Dataset content:
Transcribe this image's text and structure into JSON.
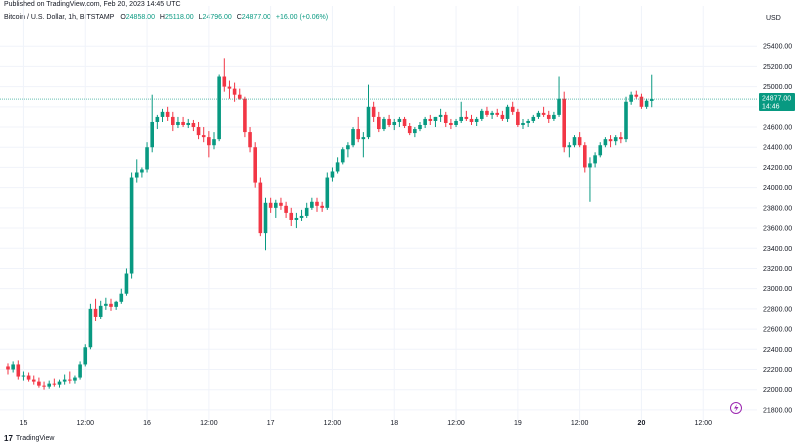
{
  "published": "Published on TradingView.com, Feb 20, 2023 14:45 UTC",
  "header": {
    "symbol": "Bitcoin / U.S. Dollar, 1h, BITSTAMP",
    "o_label": "O",
    "o": "24858.00",
    "h_label": "H",
    "h": "25118.00",
    "l_label": "L",
    "l": "24796.00",
    "c_label": "C",
    "c": "24877.00",
    "change": "+16.00 (+0.06%)"
  },
  "footer": {
    "brand": "TradingView",
    "logo": "17"
  },
  "colors": {
    "up": "#089981",
    "down": "#f23645",
    "grid": "#f0f3fa",
    "price_line": "#089981",
    "axis_text": "#131722"
  },
  "chart_data": {
    "type": "candlestick",
    "currency_label": "USD",
    "ylim": [
      21700,
      25600
    ],
    "y_ticks": [
      21800,
      22000,
      22200,
      22400,
      22600,
      22800,
      23000,
      23200,
      23400,
      23600,
      23800,
      24000,
      24200,
      24400,
      24600,
      24800,
      25000,
      25200,
      25400
    ],
    "x_ticks": [
      {
        "i": 3,
        "label": "15",
        "bold": false
      },
      {
        "i": 15,
        "label": "12:00",
        "bold": false
      },
      {
        "i": 27,
        "label": "16",
        "bold": false
      },
      {
        "i": 39,
        "label": "12:00",
        "bold": false
      },
      {
        "i": 51,
        "label": "17",
        "bold": false
      },
      {
        "i": 63,
        "label": "12:00",
        "bold": false
      },
      {
        "i": 75,
        "label": "18",
        "bold": false
      },
      {
        "i": 87,
        "label": "12:00",
        "bold": false
      },
      {
        "i": 99,
        "label": "19",
        "bold": false
      },
      {
        "i": 111,
        "label": "12:00",
        "bold": false
      },
      {
        "i": 123,
        "label": "20",
        "bold": true
      },
      {
        "i": 135,
        "label": "12:00",
        "bold": false
      }
    ],
    "last_price": {
      "value": 24877,
      "label": "24877.00",
      "time": "14:46"
    },
    "candles": [
      [
        22230,
        22260,
        22150,
        22200
      ],
      [
        22200,
        22280,
        22170,
        22250
      ],
      [
        22250,
        22290,
        22100,
        22130
      ],
      [
        22130,
        22180,
        22090,
        22140
      ],
      [
        22140,
        22170,
        22080,
        22100
      ],
      [
        22100,
        22140,
        22050,
        22080
      ],
      [
        22080,
        22120,
        22020,
        22040
      ],
      [
        22040,
        22080,
        22000,
        22030
      ],
      [
        22030,
        22090,
        22010,
        22060
      ],
      [
        22060,
        22110,
        22030,
        22050
      ],
      [
        22050,
        22100,
        22020,
        22080
      ],
      [
        22080,
        22150,
        22050,
        22100
      ],
      [
        22100,
        22180,
        22060,
        22090
      ],
      [
        22090,
        22140,
        22060,
        22120
      ],
      [
        22120,
        22280,
        22100,
        22250
      ],
      [
        22250,
        22450,
        22230,
        22420
      ],
      [
        22420,
        22850,
        22400,
        22800
      ],
      [
        22800,
        22900,
        22680,
        22720
      ],
      [
        22720,
        22880,
        22700,
        22830
      ],
      [
        22830,
        22910,
        22790,
        22850
      ],
      [
        22850,
        22900,
        22780,
        22820
      ],
      [
        22820,
        22880,
        22790,
        22870
      ],
      [
        22870,
        23000,
        22850,
        22950
      ],
      [
        22950,
        23200,
        22930,
        23150
      ],
      [
        23150,
        24150,
        23100,
        24100
      ],
      [
        24100,
        24280,
        24050,
        24150
      ],
      [
        24150,
        24200,
        24100,
        24180
      ],
      [
        24180,
        24450,
        24150,
        24400
      ],
      [
        24400,
        24920,
        24350,
        24650
      ],
      [
        24650,
        24720,
        24580,
        24700
      ],
      [
        24700,
        24780,
        24650,
        24750
      ],
      [
        24750,
        24800,
        24660,
        24700
      ],
      [
        24700,
        24750,
        24560,
        24620
      ],
      [
        24620,
        24700,
        24590,
        24650
      ],
      [
        24650,
        24700,
        24600,
        24620
      ],
      [
        24620,
        24680,
        24590,
        24640
      ],
      [
        24640,
        24670,
        24560,
        24600
      ],
      [
        24600,
        24650,
        24480,
        24520
      ],
      [
        24520,
        24600,
        24450,
        24500
      ],
      [
        24500,
        24560,
        24300,
        24420
      ],
      [
        24420,
        24550,
        24380,
        24480
      ],
      [
        24480,
        25120,
        24460,
        25100
      ],
      [
        25100,
        25280,
        24950,
        25000
      ],
      [
        25000,
        25060,
        24880,
        24980
      ],
      [
        24980,
        25040,
        24850,
        24920
      ],
      [
        24920,
        24980,
        24870,
        24880
      ],
      [
        24880,
        24900,
        24500,
        24550
      ],
      [
        24550,
        24600,
        24350,
        24400
      ],
      [
        24400,
        24450,
        24000,
        24050
      ],
      [
        24050,
        24100,
        23520,
        23550
      ],
      [
        23550,
        23900,
        23380,
        23850
      ],
      [
        23850,
        23900,
        23750,
        23800
      ],
      [
        23800,
        23880,
        23700,
        23850
      ],
      [
        23850,
        23900,
        23780,
        23820
      ],
      [
        23820,
        23860,
        23700,
        23750
      ],
      [
        23750,
        23800,
        23620,
        23680
      ],
      [
        23680,
        23750,
        23600,
        23700
      ],
      [
        23700,
        23780,
        23670,
        23720
      ],
      [
        23720,
        23850,
        23700,
        23800
      ],
      [
        23800,
        23900,
        23780,
        23860
      ],
      [
        23860,
        23900,
        23760,
        23820
      ],
      [
        23820,
        23860,
        23760,
        23800
      ],
      [
        23800,
        24150,
        23780,
        24100
      ],
      [
        24100,
        24200,
        24060,
        24160
      ],
      [
        24160,
        24300,
        24140,
        24250
      ],
      [
        24250,
        24400,
        24230,
        24380
      ],
      [
        24380,
        24450,
        24300,
        24420
      ],
      [
        24420,
        24600,
        24400,
        24580
      ],
      [
        24580,
        24700,
        24450,
        24480
      ],
      [
        24480,
        24550,
        24300,
        24500
      ],
      [
        24500,
        25020,
        24480,
        24800
      ],
      [
        24800,
        24850,
        24650,
        24700
      ],
      [
        24700,
        24750,
        24550,
        24580
      ],
      [
        24580,
        24700,
        24560,
        24680
      ],
      [
        24680,
        24720,
        24600,
        24620
      ],
      [
        24620,
        24680,
        24570,
        24650
      ],
      [
        24650,
        24700,
        24600,
        24680
      ],
      [
        24680,
        24700,
        24590,
        24610
      ],
      [
        24610,
        24640,
        24520,
        24540
      ],
      [
        24540,
        24600,
        24500,
        24580
      ],
      [
        24580,
        24650,
        24560,
        24620
      ],
      [
        24620,
        24700,
        24590,
        24680
      ],
      [
        24680,
        24720,
        24620,
        24660
      ],
      [
        24660,
        24700,
        24600,
        24700
      ],
      [
        24700,
        24780,
        24650,
        24720
      ],
      [
        24720,
        24750,
        24600,
        24640
      ],
      [
        24640,
        24680,
        24580,
        24620
      ],
      [
        24620,
        24680,
        24600,
        24660
      ],
      [
        24660,
        24850,
        24640,
        24700
      ],
      [
        24700,
        24760,
        24660,
        24680
      ],
      [
        24680,
        24720,
        24620,
        24650
      ],
      [
        24650,
        24700,
        24610,
        24680
      ],
      [
        24680,
        24780,
        24660,
        24760
      ],
      [
        24760,
        24800,
        24700,
        24720
      ],
      [
        24720,
        24760,
        24680,
        24740
      ],
      [
        24740,
        24780,
        24700,
        24720
      ],
      [
        24720,
        24760,
        24660,
        24680
      ],
      [
        24680,
        24820,
        24650,
        24800
      ],
      [
        24800,
        24850,
        24720,
        24750
      ],
      [
        24750,
        24780,
        24600,
        24620
      ],
      [
        24620,
        24680,
        24580,
        24640
      ],
      [
        24640,
        24680,
        24600,
        24660
      ],
      [
        24660,
        24720,
        24640,
        24700
      ],
      [
        24700,
        24760,
        24680,
        24740
      ],
      [
        24740,
        24800,
        24700,
        24720
      ],
      [
        24720,
        24760,
        24640,
        24680
      ],
      [
        24680,
        24750,
        24660,
        24720
      ],
      [
        24720,
        25100,
        24700,
        24880
      ],
      [
        24880,
        24950,
        24350,
        24400
      ],
      [
        24400,
        24450,
        24300,
        24420
      ],
      [
        24420,
        24520,
        24400,
        24500
      ],
      [
        24500,
        24550,
        24400,
        24420
      ],
      [
        24420,
        24450,
        24150,
        24200
      ],
      [
        24200,
        24300,
        23860,
        24240
      ],
      [
        24240,
        24350,
        24200,
        24320
      ],
      [
        24320,
        24450,
        24300,
        24420
      ],
      [
        24420,
        24500,
        24400,
        24480
      ],
      [
        24480,
        24520,
        24400,
        24460
      ],
      [
        24460,
        24520,
        24420,
        24500
      ],
      [
        24500,
        24550,
        24440,
        24480
      ],
      [
        24480,
        24900,
        24450,
        24850
      ],
      [
        24850,
        24950,
        24820,
        24920
      ],
      [
        24920,
        24960,
        24880,
        24900
      ],
      [
        24900,
        24930,
        24780,
        24800
      ],
      [
        24800,
        24880,
        24780,
        24860
      ],
      [
        24858,
        25118,
        24796,
        24877
      ]
    ]
  }
}
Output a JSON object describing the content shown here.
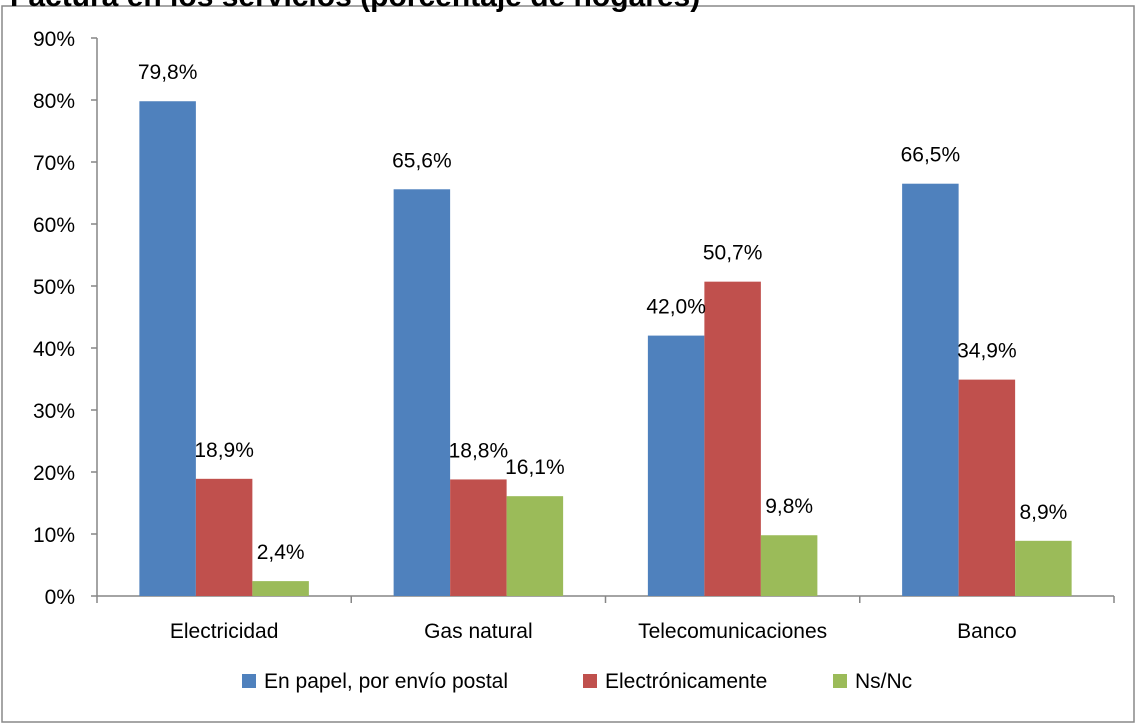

What to produce: Find every line that has "JSON" in it, then return those lines.

Problem solution:
Transcribe this image's text and structure into JSON.
Output a JSON object describing the content shown here.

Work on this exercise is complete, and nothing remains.